> **Input data**:

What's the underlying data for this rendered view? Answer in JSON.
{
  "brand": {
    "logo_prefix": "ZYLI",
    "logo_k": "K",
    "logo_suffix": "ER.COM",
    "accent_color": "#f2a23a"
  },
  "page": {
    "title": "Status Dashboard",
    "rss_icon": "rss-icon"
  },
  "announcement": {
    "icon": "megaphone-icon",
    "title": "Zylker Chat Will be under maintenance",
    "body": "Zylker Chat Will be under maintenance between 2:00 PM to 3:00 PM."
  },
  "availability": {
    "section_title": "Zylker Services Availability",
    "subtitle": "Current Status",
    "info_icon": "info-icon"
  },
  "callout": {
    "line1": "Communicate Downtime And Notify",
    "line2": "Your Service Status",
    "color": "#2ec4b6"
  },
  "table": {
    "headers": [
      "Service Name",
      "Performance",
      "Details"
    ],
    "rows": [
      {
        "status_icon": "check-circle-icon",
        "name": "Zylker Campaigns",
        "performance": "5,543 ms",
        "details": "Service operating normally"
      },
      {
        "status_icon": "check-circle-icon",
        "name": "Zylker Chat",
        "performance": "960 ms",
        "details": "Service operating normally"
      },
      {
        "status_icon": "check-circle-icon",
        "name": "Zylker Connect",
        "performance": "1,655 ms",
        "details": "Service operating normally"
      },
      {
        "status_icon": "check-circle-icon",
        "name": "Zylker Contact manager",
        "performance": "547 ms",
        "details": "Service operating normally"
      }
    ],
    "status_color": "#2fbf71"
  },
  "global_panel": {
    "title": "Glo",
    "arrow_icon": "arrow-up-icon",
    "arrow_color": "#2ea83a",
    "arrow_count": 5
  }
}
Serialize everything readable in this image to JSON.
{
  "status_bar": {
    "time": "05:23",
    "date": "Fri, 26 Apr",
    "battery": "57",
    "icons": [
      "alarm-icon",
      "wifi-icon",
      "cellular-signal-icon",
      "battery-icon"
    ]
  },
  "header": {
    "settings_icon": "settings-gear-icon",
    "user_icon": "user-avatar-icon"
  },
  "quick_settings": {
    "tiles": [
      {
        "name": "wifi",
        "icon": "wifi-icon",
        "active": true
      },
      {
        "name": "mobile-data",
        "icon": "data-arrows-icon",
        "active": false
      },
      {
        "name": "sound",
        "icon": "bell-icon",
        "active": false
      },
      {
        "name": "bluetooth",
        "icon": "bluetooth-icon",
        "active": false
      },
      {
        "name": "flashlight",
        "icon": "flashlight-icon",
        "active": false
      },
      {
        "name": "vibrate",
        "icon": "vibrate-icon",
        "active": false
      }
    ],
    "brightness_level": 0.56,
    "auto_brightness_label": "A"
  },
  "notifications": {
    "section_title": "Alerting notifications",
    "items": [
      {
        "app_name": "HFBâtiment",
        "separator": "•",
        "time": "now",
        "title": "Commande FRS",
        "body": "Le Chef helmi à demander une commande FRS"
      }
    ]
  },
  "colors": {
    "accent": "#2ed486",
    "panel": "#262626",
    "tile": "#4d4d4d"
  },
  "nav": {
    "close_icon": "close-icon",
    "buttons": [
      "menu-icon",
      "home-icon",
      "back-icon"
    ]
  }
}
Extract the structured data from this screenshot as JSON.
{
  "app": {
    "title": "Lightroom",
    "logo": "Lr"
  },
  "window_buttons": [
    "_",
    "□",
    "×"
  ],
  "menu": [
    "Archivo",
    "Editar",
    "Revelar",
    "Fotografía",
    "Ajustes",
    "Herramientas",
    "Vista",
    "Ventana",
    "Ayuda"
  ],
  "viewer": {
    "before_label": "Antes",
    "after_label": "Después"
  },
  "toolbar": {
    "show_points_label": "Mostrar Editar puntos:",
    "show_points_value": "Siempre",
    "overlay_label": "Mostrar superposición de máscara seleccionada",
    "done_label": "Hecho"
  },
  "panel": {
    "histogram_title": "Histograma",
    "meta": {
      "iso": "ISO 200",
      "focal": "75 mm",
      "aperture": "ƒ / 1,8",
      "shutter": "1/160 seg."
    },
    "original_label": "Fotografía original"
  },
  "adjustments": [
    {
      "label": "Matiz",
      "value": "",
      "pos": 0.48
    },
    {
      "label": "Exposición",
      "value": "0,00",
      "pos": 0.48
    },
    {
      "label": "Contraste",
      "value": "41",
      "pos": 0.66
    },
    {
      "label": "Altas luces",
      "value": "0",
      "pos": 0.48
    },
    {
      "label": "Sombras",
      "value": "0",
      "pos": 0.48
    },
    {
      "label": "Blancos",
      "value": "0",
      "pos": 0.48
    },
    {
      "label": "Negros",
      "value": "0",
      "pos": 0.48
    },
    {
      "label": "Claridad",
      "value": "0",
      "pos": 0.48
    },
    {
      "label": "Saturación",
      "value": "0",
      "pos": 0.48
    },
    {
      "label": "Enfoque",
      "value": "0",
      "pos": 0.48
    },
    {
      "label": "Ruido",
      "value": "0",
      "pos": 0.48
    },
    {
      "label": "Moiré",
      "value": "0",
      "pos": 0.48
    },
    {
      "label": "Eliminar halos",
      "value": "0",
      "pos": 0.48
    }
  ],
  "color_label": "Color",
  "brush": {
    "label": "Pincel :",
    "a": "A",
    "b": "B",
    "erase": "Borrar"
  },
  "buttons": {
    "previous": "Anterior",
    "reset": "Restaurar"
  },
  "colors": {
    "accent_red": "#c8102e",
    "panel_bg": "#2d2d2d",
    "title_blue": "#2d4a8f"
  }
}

> **Set task**: Copy the data above in full, character for character.

> **Problem solution**:
What's the underlying data for this rendered view? Answer in JSON.
{
  "brand": {
    "logo_prefix": "ZYLI",
    "logo_k": "K",
    "logo_suffix": "ER.COM",
    "accent_color": "#f2a23a"
  },
  "page": {
    "title": "Status Dashboard",
    "rss_icon": "rss-icon"
  },
  "announcement": {
    "icon": "megaphone-icon",
    "title": "Zylker Chat Will be under maintenance",
    "body": "Zylker Chat Will be under maintenance between 2:00 PM to 3:00 PM."
  },
  "availability": {
    "section_title": "Zylker Services Availability",
    "subtitle": "Current Status",
    "info_icon": "info-icon"
  },
  "callout": {
    "line1": "Communicate Downtime And Notify",
    "line2": "Your Service Status",
    "color": "#2ec4b6"
  },
  "table": {
    "headers": [
      "Service Name",
      "Performance",
      "Details"
    ],
    "rows": [
      {
        "status_icon": "check-circle-icon",
        "name": "Zylker Campaigns",
        "performance": "5,543 ms",
        "details": "Service operating normally"
      },
      {
        "status_icon": "check-circle-icon",
        "name": "Zylker Chat",
        "performance": "960 ms",
        "details": "Service operating normally"
      },
      {
        "status_icon": "check-circle-icon",
        "name": "Zylker Connect",
        "performance": "1,655 ms",
        "details": "Service operating normally"
      },
      {
        "status_icon": "check-circle-icon",
        "name": "Zylker Contact manager",
        "performance": "547 ms",
        "details": "Service operating normally"
      }
    ],
    "status_color": "#2fbf71"
  },
  "global_panel": {
    "title": "Glo",
    "arrow_icon": "arrow-up-icon",
    "arrow_color": "#2ea83a",
    "arrow_count": 5
  }
}
Serialize everything readable in this image to JSON.
{
  "status_bar": {
    "time": "05:23",
    "date": "Fri, 26 Apr",
    "battery": "57",
    "icons": [
      "alarm-icon",
      "wifi-icon",
      "cellular-signal-icon",
      "battery-icon"
    ]
  },
  "header": {
    "settings_icon": "settings-gear-icon",
    "user_icon": "user-avatar-icon"
  },
  "quick_settings": {
    "tiles": [
      {
        "name": "wifi",
        "icon": "wifi-icon",
        "active": true
      },
      {
        "name": "mobile-data",
        "icon": "data-arrows-icon",
        "active": false
      },
      {
        "name": "sound",
        "icon": "bell-icon",
        "active": false
      },
      {
        "name": "bluetooth",
        "icon": "bluetooth-icon",
        "active": false
      },
      {
        "name": "flashlight",
        "icon": "flashlight-icon",
        "active": false
      },
      {
        "name": "vibrate",
        "icon": "vibrate-icon",
        "active": false
      }
    ],
    "brightness_level": 0.56,
    "auto_brightness_label": "A"
  },
  "notifications": {
    "section_title": "Alerting notifications",
    "items": [
      {
        "app_name": "HFBâtiment",
        "separator": "•",
        "time": "now",
        "title": "Commande FRS",
        "body": "Le Chef helmi à demander une commande FRS"
      }
    ]
  },
  "colors": {
    "accent": "#2ed486",
    "panel": "#262626",
    "tile": "#4d4d4d"
  },
  "nav": {
    "close_icon": "close-icon",
    "buttons": [
      "menu-icon",
      "home-icon",
      "back-icon"
    ]
  }
}
Extract the structured data from this screenshot as JSON.
{
  "app": {
    "title": "Lightroom",
    "logo": "Lr"
  },
  "window_buttons": [
    "_",
    "□",
    "×"
  ],
  "menu": [
    "Archivo",
    "Editar",
    "Revelar",
    "Fotografía",
    "Ajustes",
    "Herramientas",
    "Vista",
    "Ventana",
    "Ayuda"
  ],
  "viewer": {
    "before_label": "Antes",
    "after_label": "Después"
  },
  "toolbar": {
    "show_points_label": "Mostrar Editar puntos:",
    "show_points_value": "Siempre",
    "overlay_label": "Mostrar superposición de máscara seleccionada",
    "done_label": "Hecho"
  },
  "panel": {
    "histogram_title": "Histograma",
    "meta": {
      "iso": "ISO 200",
      "focal": "75 mm",
      "aperture": "ƒ / 1,8",
      "shutter": "1/160 seg."
    },
    "original_label": "Fotografía original"
  },
  "adjustments": [
    {
      "label": "Matiz",
      "value": "",
      "pos": 0.48
    },
    {
      "label": "Exposición",
      "value": "0,00",
      "pos": 0.48
    },
    {
      "label": "Contraste",
      "value": "41",
      "pos": 0.66
    },
    {
      "label": "Altas luces",
      "value": "0",
      "pos": 0.48
    },
    {
      "label": "Sombras",
      "value": "0",
      "pos": 0.48
    },
    {
      "label": "Blancos",
      "value": "0",
      "pos": 0.48
    },
    {
      "label": "Negros",
      "value": "0",
      "pos": 0.48
    },
    {
      "label": "Claridad",
      "value": "0",
      "pos": 0.48
    },
    {
      "label": "Saturación",
      "value": "0",
      "pos": 0.48
    },
    {
      "label": "Enfoque",
      "value": "0",
      "pos": 0.48
    },
    {
      "label": "Ruido",
      "value": "0",
      "pos": 0.48
    },
    {
      "label": "Moiré",
      "value": "0",
      "pos": 0.48
    },
    {
      "label": "Eliminar halos",
      "value": "0",
      "pos": 0.48
    }
  ],
  "color_label": "Color",
  "brush": {
    "label": "Pincel :",
    "a": "A",
    "b": "B",
    "erase": "Borrar"
  },
  "buttons": {
    "previous": "Anterior",
    "reset": "Restaurar"
  },
  "colors": {
    "accent_red": "#c8102e",
    "panel_bg": "#2d2d2d",
    "title_blue": "#2d4a8f"
  }
}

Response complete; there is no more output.